◆ **WHAT NEEDS TO BE DONE**
Print the data that follows exactly.

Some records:
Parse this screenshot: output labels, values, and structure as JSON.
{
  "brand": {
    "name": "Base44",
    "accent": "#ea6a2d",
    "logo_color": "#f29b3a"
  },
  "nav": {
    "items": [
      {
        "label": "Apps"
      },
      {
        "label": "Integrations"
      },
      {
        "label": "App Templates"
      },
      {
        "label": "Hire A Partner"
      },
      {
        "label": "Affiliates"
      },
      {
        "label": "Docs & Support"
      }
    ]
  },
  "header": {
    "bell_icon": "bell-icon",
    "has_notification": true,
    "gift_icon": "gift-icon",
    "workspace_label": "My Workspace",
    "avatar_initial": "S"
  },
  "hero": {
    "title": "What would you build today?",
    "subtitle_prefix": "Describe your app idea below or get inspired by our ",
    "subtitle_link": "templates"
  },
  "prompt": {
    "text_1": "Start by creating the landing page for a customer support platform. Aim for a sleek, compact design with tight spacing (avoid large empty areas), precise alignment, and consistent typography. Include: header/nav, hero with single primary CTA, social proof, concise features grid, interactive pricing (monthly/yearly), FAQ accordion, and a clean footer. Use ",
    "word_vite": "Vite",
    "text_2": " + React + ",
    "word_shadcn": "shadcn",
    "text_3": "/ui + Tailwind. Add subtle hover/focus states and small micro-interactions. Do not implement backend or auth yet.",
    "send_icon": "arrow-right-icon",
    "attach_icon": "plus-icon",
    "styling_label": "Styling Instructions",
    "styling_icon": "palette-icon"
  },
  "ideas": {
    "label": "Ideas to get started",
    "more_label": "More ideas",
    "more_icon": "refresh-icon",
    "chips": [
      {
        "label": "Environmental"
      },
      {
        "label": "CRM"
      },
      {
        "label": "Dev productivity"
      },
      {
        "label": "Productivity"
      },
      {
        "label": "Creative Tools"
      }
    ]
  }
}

◆ **RESULT OF THE EXERCISE**
Parse this screenshot: output labels, values, and structure as JSON.
{
  "brand": {
    "name": "Base44",
    "accent": "#ea6a2d",
    "logo_color": "#f29b3a"
  },
  "nav": {
    "items": [
      {
        "label": "Apps"
      },
      {
        "label": "Integrations"
      },
      {
        "label": "App Templates"
      },
      {
        "label": "Hire A Partner"
      },
      {
        "label": "Affiliates"
      },
      {
        "label": "Docs & Support"
      }
    ]
  },
  "header": {
    "bell_icon": "bell-icon",
    "has_notification": true,
    "gift_icon": "gift-icon",
    "workspace_label": "My Workspace",
    "avatar_initial": "S"
  },
  "hero": {
    "title": "What would you build today?",
    "subtitle_prefix": "Describe your app idea below or get inspired by our ",
    "subtitle_link": "templates"
  },
  "prompt": {
    "text_1": "Start by creating the landing page for a customer support platform. Aim for a sleek, compact design with tight spacing (avoid large empty areas), precise alignment, and consistent typography. Include: header/nav, hero with single primary CTA, social proof, concise features grid, interactive pricing (monthly/yearly), FAQ accordion, and a clean footer. Use ",
    "word_vite": "Vite",
    "text_2": " + React + ",
    "word_shadcn": "shadcn",
    "text_3": "/ui + Tailwind. Add subtle hover/focus states and small micro-interactions. Do not implement backend or auth yet.",
    "send_icon": "arrow-right-icon",
    "attach_icon": "plus-icon",
    "styling_label": "Styling Instructions",
    "styling_icon": "palette-icon"
  },
  "ideas": {
    "label": "Ideas to get started",
    "more_label": "More ideas",
    "more_icon": "refresh-icon",
    "chips": [
      {
        "label": "Environmental"
      },
      {
        "label": "CRM"
      },
      {
        "label": "Dev productivity"
      },
      {
        "label": "Productivity"
      },
      {
        "label": "Creative Tools"
      }
    ]
  }
}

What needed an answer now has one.